#### PROBLEM DETAILS:
Repeat the listing in full, preserving every character.
:::
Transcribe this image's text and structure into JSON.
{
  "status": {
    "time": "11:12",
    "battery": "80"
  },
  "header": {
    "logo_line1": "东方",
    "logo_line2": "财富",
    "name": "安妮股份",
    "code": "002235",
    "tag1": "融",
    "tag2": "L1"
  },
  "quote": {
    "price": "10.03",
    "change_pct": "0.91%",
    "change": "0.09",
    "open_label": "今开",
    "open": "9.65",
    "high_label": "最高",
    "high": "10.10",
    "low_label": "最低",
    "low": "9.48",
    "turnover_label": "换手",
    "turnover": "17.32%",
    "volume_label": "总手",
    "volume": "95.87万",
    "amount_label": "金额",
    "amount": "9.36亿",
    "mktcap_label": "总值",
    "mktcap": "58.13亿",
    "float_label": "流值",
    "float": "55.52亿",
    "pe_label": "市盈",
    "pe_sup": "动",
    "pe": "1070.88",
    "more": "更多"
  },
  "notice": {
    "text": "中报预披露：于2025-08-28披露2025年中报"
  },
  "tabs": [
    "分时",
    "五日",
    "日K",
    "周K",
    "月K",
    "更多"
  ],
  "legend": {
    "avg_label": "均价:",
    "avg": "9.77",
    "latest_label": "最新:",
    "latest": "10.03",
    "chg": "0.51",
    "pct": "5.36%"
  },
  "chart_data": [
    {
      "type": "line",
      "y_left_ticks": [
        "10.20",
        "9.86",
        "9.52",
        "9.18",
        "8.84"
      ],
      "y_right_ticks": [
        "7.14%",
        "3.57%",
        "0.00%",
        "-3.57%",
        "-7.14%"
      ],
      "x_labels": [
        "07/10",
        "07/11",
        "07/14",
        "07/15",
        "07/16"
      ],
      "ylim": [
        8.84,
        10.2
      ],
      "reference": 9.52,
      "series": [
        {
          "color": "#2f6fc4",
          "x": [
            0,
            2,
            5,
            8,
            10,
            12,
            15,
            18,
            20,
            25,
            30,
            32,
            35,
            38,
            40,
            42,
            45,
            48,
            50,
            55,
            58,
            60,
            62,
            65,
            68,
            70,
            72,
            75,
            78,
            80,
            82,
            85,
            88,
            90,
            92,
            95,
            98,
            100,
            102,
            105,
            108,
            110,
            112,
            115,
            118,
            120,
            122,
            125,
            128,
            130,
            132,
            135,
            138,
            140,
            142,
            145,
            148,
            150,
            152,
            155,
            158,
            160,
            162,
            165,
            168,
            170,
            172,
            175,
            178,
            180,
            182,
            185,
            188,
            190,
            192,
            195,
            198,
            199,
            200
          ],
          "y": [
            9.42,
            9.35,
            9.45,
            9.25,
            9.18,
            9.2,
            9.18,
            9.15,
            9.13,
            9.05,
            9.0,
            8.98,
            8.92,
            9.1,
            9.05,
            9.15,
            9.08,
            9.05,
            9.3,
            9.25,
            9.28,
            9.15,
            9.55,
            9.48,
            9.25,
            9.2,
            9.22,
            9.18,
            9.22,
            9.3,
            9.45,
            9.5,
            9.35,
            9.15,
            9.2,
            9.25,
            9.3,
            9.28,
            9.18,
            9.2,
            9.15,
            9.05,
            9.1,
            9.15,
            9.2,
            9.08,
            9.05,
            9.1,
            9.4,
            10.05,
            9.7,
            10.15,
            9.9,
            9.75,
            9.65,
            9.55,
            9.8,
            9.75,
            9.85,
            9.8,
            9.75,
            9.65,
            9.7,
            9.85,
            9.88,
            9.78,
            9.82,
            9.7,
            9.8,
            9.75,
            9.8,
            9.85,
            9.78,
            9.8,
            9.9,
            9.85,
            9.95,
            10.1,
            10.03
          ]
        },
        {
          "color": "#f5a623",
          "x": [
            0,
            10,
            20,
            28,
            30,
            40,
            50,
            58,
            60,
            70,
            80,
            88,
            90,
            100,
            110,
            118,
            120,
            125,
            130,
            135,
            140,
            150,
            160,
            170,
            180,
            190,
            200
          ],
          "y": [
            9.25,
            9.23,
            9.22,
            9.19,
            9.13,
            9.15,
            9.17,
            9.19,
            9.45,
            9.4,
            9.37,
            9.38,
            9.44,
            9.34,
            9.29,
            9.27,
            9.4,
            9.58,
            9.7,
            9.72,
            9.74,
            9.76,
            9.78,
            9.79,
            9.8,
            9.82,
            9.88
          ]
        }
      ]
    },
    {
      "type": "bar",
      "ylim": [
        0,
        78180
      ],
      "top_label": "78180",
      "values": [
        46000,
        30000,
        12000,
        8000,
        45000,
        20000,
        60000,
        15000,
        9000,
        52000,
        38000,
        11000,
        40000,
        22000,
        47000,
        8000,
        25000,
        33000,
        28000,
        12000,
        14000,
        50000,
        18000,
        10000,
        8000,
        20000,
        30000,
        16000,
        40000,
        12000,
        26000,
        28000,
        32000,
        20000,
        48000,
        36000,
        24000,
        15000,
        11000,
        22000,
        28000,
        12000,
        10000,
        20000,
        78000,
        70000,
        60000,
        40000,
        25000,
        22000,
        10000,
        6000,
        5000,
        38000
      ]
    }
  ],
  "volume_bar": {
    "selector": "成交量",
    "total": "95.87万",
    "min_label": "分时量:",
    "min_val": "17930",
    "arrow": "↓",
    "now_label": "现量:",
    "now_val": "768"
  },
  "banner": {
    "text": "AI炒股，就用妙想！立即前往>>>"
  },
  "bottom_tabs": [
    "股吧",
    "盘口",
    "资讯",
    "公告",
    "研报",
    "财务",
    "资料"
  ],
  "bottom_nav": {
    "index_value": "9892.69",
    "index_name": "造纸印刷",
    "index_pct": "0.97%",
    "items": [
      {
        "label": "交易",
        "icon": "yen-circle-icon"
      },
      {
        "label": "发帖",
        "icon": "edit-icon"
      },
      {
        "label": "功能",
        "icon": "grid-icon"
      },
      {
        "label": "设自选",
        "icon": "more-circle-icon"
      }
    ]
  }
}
:::
#### RESULT OF THIS EXERCISE:
Transcribe this image's text and structure into JSON.
{
  "status": {
    "time": "11:12",
    "battery": "80"
  },
  "header": {
    "logo_line1": "东方",
    "logo_line2": "财富",
    "name": "安妮股份",
    "code": "002235",
    "tag1": "融",
    "tag2": "L1"
  },
  "quote": {
    "price": "10.03",
    "change_pct": "0.91%",
    "change": "0.09",
    "open_label": "今开",
    "open": "9.65",
    "high_label": "最高",
    "high": "10.10",
    "low_label": "最低",
    "low": "9.48",
    "turnover_label": "换手",
    "turnover": "17.32%",
    "volume_label": "总手",
    "volume": "95.87万",
    "amount_label": "金额",
    "amount": "9.36亿",
    "mktcap_label": "总值",
    "mktcap": "58.13亿",
    "float_label": "流值",
    "float": "55.52亿",
    "pe_label": "市盈",
    "pe_sup": "动",
    "pe": "1070.88",
    "more": "更多"
  },
  "notice": {
    "text": "中报预披露：于2025-08-28披露2025年中报"
  },
  "tabs": [
    "分时",
    "五日",
    "日K",
    "周K",
    "月K",
    "更多"
  ],
  "legend": {
    "avg_label": "均价:",
    "avg": "9.77",
    "latest_label": "最新:",
    "latest": "10.03",
    "chg": "0.51",
    "pct": "5.36%"
  },
  "chart_data": [
    {
      "type": "line",
      "y_left_ticks": [
        "10.20",
        "9.86",
        "9.52",
        "9.18",
        "8.84"
      ],
      "y_right_ticks": [
        "7.14%",
        "3.57%",
        "0.00%",
        "-3.57%",
        "-7.14%"
      ],
      "x_labels": [
        "07/10",
        "07/11",
        "07/14",
        "07/15",
        "07/16"
      ],
      "ylim": [
        8.84,
        10.2
      ],
      "reference": 9.52,
      "series": [
        {
          "color": "#2f6fc4",
          "x": [
            0,
            2,
            5,
            8,
            10,
            12,
            15,
            18,
            20,
            25,
            30,
            32,
            35,
            38,
            40,
            42,
            45,
            48,
            50,
            55,
            58,
            60,
            62,
            65,
            68,
            70,
            72,
            75,
            78,
            80,
            82,
            85,
            88,
            90,
            92,
            95,
            98,
            100,
            102,
            105,
            108,
            110,
            112,
            115,
            118,
            120,
            122,
            125,
            128,
            130,
            132,
            135,
            138,
            140,
            142,
            145,
            148,
            150,
            152,
            155,
            158,
            160,
            162,
            165,
            168,
            170,
            172,
            175,
            178,
            180,
            182,
            185,
            188,
            190,
            192,
            195,
            198,
            199,
            200
          ],
          "y": [
            9.42,
            9.35,
            9.45,
            9.25,
            9.18,
            9.2,
            9.18,
            9.15,
            9.13,
            9.05,
            9.0,
            8.98,
            8.92,
            9.1,
            9.05,
            9.15,
            9.08,
            9.05,
            9.3,
            9.25,
            9.28,
            9.15,
            9.55,
            9.48,
            9.25,
            9.2,
            9.22,
            9.18,
            9.22,
            9.3,
            9.45,
            9.5,
            9.35,
            9.15,
            9.2,
            9.25,
            9.3,
            9.28,
            9.18,
            9.2,
            9.15,
            9.05,
            9.1,
            9.15,
            9.2,
            9.08,
            9.05,
            9.1,
            9.4,
            10.05,
            9.7,
            10.15,
            9.9,
            9.75,
            9.65,
            9.55,
            9.8,
            9.75,
            9.85,
            9.8,
            9.75,
            9.65,
            9.7,
            9.85,
            9.88,
            9.78,
            9.82,
            9.7,
            9.8,
            9.75,
            9.8,
            9.85,
            9.78,
            9.8,
            9.9,
            9.85,
            9.95,
            10.1,
            10.03
          ]
        },
        {
          "color": "#f5a623",
          "x": [
            0,
            10,
            20,
            28,
            30,
            40,
            50,
            58,
            60,
            70,
            80,
            88,
            90,
            100,
            110,
            118,
            120,
            125,
            130,
            135,
            140,
            150,
            160,
            170,
            180,
            190,
            200
          ],
          "y": [
            9.25,
            9.23,
            9.22,
            9.19,
            9.13,
            9.15,
            9.17,
            9.19,
            9.45,
            9.4,
            9.37,
            9.38,
            9.44,
            9.34,
            9.29,
            9.27,
            9.4,
            9.58,
            9.7,
            9.72,
            9.74,
            9.76,
            9.78,
            9.79,
            9.8,
            9.82,
            9.88
          ]
        }
      ]
    },
    {
      "type": "bar",
      "ylim": [
        0,
        78180
      ],
      "top_label": "78180",
      "values": [
        46000,
        30000,
        12000,
        8000,
        45000,
        20000,
        60000,
        15000,
        9000,
        52000,
        38000,
        11000,
        40000,
        22000,
        47000,
        8000,
        25000,
        33000,
        28000,
        12000,
        14000,
        50000,
        18000,
        10000,
        8000,
        20000,
        30000,
        16000,
        40000,
        12000,
        26000,
        28000,
        32000,
        20000,
        48000,
        36000,
        24000,
        15000,
        11000,
        22000,
        28000,
        12000,
        10000,
        20000,
        78000,
        70000,
        60000,
        40000,
        25000,
        22000,
        10000,
        6000,
        5000,
        38000
      ]
    }
  ],
  "volume_bar": {
    "selector": "成交量",
    "total": "95.87万",
    "min_label": "分时量:",
    "min_val": "17930",
    "arrow": "↓",
    "now_label": "现量:",
    "now_val": "768"
  },
  "banner": {
    "text": "AI炒股，就用妙想！立即前往>>>"
  },
  "bottom_tabs": [
    "股吧",
    "盘口",
    "资讯",
    "公告",
    "研报",
    "财务",
    "资料"
  ],
  "bottom_nav": {
    "index_value": "9892.69",
    "index_name": "造纸印刷",
    "index_pct": "0.97%",
    "items": [
      {
        "label": "交易",
        "icon": "yen-circle-icon"
      },
      {
        "label": "发帖",
        "icon": "edit-icon"
      },
      {
        "label": "功能",
        "icon": "grid-icon"
      },
      {
        "label": "设自选",
        "icon": "more-circle-icon"
      }
    ]
  }
}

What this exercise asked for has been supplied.